Source data:
------------------------------------------------

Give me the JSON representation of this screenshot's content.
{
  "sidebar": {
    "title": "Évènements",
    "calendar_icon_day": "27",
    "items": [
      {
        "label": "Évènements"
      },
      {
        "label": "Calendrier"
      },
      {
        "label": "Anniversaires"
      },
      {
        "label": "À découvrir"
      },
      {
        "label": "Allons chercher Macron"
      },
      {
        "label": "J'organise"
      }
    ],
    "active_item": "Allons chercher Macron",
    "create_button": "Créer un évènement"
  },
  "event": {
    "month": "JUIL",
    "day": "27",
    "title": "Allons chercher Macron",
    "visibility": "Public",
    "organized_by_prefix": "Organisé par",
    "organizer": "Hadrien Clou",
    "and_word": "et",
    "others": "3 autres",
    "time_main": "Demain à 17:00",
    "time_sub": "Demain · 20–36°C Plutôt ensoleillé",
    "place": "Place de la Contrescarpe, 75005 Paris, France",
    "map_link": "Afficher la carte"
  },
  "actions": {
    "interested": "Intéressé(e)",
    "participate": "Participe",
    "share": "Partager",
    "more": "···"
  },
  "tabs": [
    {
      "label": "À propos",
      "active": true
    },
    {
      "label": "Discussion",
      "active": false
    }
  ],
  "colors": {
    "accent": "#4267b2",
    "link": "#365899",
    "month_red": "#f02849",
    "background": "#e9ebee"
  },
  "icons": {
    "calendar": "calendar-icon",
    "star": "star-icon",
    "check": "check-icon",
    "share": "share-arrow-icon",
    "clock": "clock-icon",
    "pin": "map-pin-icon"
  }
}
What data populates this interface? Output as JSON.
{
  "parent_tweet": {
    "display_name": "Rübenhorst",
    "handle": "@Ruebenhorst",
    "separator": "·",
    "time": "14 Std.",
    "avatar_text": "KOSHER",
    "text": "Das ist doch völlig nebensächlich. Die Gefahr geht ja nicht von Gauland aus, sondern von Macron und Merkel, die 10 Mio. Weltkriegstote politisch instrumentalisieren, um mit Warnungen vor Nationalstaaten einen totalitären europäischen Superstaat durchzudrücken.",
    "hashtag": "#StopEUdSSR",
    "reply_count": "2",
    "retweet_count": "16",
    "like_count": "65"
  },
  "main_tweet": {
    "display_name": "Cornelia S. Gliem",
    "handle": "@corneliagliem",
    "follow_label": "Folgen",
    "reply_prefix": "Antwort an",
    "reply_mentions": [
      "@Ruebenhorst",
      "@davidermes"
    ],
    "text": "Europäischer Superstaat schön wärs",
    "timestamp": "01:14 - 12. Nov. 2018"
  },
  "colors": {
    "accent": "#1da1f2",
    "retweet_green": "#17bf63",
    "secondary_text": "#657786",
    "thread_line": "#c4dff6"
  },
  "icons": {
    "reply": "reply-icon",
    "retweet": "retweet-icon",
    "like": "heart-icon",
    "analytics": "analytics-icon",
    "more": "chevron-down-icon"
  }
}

------------------------------------------------

* **WORK REQUIRED**
Extract each line holding the string "chercher".

* **TASK ANSWER**
        "label": "Allons chercher Macron"
    "active_item": "Allons chercher Macron",
    "title": "Allons chercher Macron",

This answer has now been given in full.